# What the exercise asks:
Take every line from the listing below that contains "text".

# Task input:

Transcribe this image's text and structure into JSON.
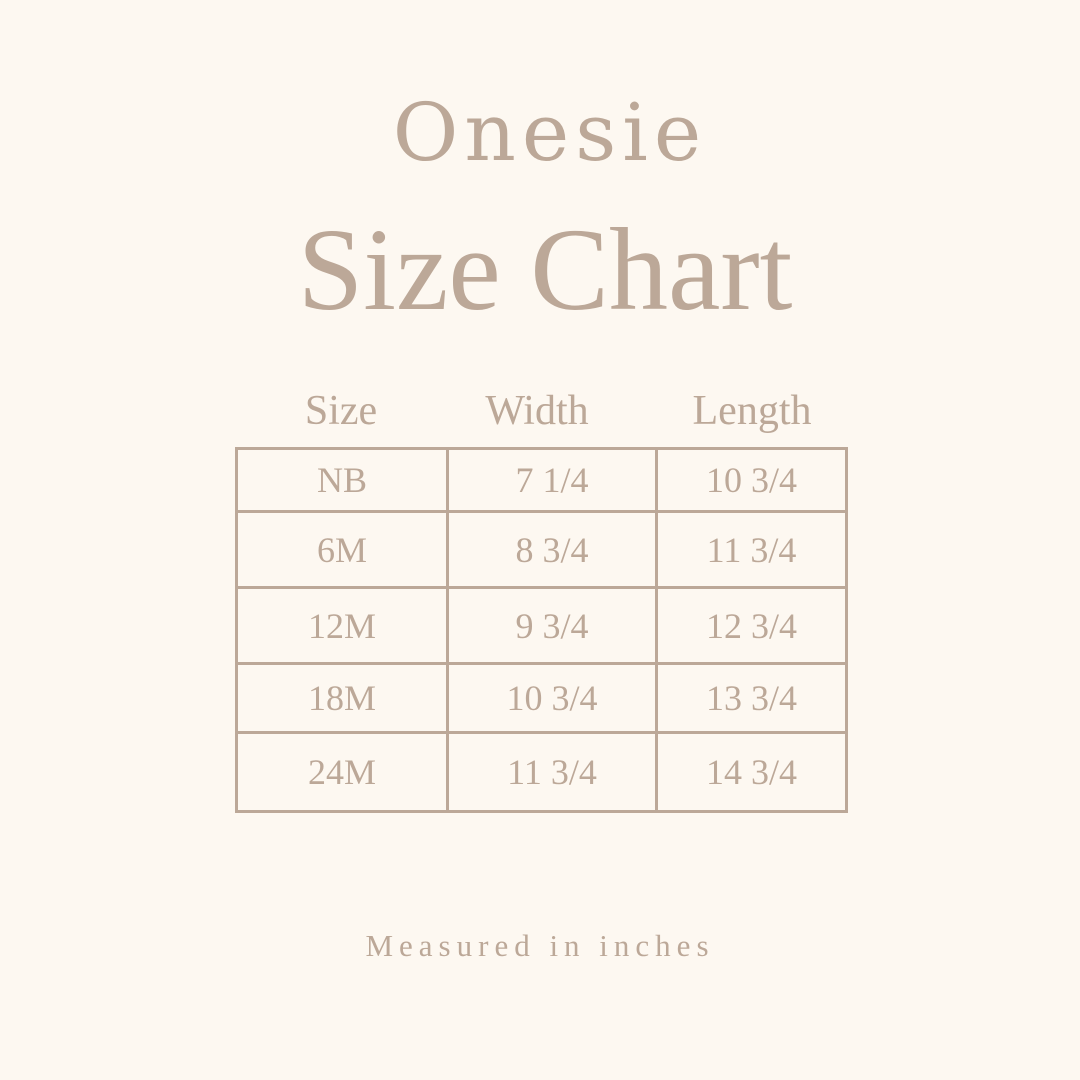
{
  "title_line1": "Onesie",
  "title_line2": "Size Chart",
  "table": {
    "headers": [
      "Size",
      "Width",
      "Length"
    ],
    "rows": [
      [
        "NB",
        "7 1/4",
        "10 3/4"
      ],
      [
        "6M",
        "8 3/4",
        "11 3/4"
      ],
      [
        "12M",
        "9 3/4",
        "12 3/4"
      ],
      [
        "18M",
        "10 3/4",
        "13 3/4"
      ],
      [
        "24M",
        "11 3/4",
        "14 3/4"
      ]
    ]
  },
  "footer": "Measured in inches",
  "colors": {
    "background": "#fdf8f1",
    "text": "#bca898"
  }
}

# Answer to the exercise:
Transcribe this image's text and structure into JSON.
    "text": "#bca898"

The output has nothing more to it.